Do this -> Scan the records for the string "noxhweaver"; copy each line where it occurs.

Dataset items ->
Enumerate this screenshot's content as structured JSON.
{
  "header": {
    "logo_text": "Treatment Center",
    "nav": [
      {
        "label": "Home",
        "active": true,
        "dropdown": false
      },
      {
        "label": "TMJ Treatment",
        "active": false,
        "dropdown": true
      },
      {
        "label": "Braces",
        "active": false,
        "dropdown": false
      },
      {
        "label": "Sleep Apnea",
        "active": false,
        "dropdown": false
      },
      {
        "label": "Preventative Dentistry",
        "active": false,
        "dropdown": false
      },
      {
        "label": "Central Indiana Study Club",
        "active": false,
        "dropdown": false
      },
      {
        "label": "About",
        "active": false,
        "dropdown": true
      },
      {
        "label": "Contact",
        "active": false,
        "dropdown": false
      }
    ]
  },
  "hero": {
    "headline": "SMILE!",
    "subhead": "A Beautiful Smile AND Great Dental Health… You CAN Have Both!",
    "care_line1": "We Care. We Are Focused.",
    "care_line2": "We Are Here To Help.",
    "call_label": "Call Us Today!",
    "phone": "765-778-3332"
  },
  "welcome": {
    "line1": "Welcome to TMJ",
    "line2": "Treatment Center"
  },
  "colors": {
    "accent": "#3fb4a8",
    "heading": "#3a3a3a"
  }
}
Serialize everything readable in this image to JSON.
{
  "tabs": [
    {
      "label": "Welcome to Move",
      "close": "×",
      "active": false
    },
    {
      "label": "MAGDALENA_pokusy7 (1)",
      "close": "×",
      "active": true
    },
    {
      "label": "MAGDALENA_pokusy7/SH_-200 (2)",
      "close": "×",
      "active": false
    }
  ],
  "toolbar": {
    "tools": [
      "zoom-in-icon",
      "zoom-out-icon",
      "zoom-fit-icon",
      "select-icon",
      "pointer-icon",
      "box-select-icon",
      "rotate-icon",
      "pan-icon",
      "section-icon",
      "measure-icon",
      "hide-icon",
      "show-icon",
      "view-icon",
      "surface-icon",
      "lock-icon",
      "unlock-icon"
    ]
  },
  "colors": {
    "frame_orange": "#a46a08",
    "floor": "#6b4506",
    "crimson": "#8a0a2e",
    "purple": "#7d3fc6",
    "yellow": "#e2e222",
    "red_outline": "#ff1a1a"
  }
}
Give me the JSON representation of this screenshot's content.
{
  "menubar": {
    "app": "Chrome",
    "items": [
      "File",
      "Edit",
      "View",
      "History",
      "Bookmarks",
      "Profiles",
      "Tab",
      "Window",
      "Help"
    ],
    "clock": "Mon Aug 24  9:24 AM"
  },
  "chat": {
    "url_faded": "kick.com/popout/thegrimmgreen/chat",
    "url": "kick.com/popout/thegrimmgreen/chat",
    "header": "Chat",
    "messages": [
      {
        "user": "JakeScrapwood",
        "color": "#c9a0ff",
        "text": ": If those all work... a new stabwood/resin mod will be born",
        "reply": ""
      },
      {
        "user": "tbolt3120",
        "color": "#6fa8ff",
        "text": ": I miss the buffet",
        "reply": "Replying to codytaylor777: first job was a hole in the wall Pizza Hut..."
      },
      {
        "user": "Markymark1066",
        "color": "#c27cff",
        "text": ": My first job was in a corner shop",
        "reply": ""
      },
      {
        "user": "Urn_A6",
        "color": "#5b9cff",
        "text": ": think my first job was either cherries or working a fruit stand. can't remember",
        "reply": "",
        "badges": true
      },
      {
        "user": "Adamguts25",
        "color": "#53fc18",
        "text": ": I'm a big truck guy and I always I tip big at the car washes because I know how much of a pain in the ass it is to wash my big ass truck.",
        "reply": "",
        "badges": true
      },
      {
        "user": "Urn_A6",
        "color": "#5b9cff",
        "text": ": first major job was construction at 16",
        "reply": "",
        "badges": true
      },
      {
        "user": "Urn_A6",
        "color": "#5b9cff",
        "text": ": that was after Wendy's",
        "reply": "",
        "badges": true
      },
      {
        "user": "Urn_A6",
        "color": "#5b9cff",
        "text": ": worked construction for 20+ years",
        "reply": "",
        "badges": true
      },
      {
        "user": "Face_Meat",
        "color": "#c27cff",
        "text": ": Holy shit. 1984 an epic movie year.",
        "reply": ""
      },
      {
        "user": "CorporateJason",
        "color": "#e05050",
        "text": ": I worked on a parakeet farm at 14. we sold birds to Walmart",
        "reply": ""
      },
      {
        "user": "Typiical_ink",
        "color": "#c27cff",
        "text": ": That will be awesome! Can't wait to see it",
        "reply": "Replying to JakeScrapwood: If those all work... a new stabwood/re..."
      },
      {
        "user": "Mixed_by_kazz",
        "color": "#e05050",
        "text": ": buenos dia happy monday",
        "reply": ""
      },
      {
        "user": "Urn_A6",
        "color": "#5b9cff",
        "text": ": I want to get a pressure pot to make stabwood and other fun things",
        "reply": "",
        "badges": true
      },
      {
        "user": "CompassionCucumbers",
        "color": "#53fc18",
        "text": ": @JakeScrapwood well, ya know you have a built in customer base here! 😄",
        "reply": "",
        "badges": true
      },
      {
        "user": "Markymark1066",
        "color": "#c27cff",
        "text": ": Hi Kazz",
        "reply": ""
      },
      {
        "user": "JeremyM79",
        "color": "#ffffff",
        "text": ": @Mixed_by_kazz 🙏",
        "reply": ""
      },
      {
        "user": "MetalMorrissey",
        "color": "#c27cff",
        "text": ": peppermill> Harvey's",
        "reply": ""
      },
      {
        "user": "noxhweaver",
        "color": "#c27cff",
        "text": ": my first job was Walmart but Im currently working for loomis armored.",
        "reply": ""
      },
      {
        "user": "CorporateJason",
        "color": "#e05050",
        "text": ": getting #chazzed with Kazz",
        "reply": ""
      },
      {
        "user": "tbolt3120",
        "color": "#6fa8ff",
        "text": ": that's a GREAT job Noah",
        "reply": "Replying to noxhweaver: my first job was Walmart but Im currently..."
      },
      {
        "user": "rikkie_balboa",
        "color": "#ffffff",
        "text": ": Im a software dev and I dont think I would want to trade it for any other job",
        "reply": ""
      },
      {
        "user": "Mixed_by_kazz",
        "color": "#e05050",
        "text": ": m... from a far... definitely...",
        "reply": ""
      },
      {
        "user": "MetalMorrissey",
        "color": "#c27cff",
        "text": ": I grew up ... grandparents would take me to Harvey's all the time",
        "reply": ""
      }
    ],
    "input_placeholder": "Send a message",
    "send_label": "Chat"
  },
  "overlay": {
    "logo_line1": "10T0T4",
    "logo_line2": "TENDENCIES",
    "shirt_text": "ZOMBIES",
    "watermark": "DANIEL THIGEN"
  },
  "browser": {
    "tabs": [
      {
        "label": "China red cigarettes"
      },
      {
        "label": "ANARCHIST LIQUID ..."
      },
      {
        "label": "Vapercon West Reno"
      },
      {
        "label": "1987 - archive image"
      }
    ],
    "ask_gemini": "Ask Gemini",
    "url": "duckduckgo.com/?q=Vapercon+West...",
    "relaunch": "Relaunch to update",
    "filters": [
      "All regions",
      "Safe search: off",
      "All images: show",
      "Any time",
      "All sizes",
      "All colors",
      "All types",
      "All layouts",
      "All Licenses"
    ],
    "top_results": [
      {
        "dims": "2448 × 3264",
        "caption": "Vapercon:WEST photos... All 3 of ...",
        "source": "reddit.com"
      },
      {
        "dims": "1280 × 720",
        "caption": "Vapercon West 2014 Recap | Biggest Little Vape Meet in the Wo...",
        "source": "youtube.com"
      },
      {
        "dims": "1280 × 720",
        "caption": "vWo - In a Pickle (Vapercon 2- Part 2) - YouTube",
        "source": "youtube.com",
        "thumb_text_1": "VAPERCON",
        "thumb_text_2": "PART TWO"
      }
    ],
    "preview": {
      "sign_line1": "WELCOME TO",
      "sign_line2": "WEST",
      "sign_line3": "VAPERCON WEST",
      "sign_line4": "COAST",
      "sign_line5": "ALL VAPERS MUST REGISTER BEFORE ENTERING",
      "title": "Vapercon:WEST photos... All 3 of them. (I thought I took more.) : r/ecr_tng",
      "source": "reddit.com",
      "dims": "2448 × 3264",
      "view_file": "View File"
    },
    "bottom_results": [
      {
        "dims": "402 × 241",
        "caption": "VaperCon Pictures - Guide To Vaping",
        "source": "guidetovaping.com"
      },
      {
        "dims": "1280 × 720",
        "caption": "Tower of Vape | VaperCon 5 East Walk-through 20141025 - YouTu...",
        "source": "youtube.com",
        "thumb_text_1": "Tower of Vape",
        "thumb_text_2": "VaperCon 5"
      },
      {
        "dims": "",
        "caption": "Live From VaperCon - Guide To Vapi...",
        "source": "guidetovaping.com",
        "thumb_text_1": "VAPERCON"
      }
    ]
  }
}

Final answer ->
        "user": "noxhweaver",
        "reply": "Replying to noxhweaver: my first job was Walmart but Im currently..."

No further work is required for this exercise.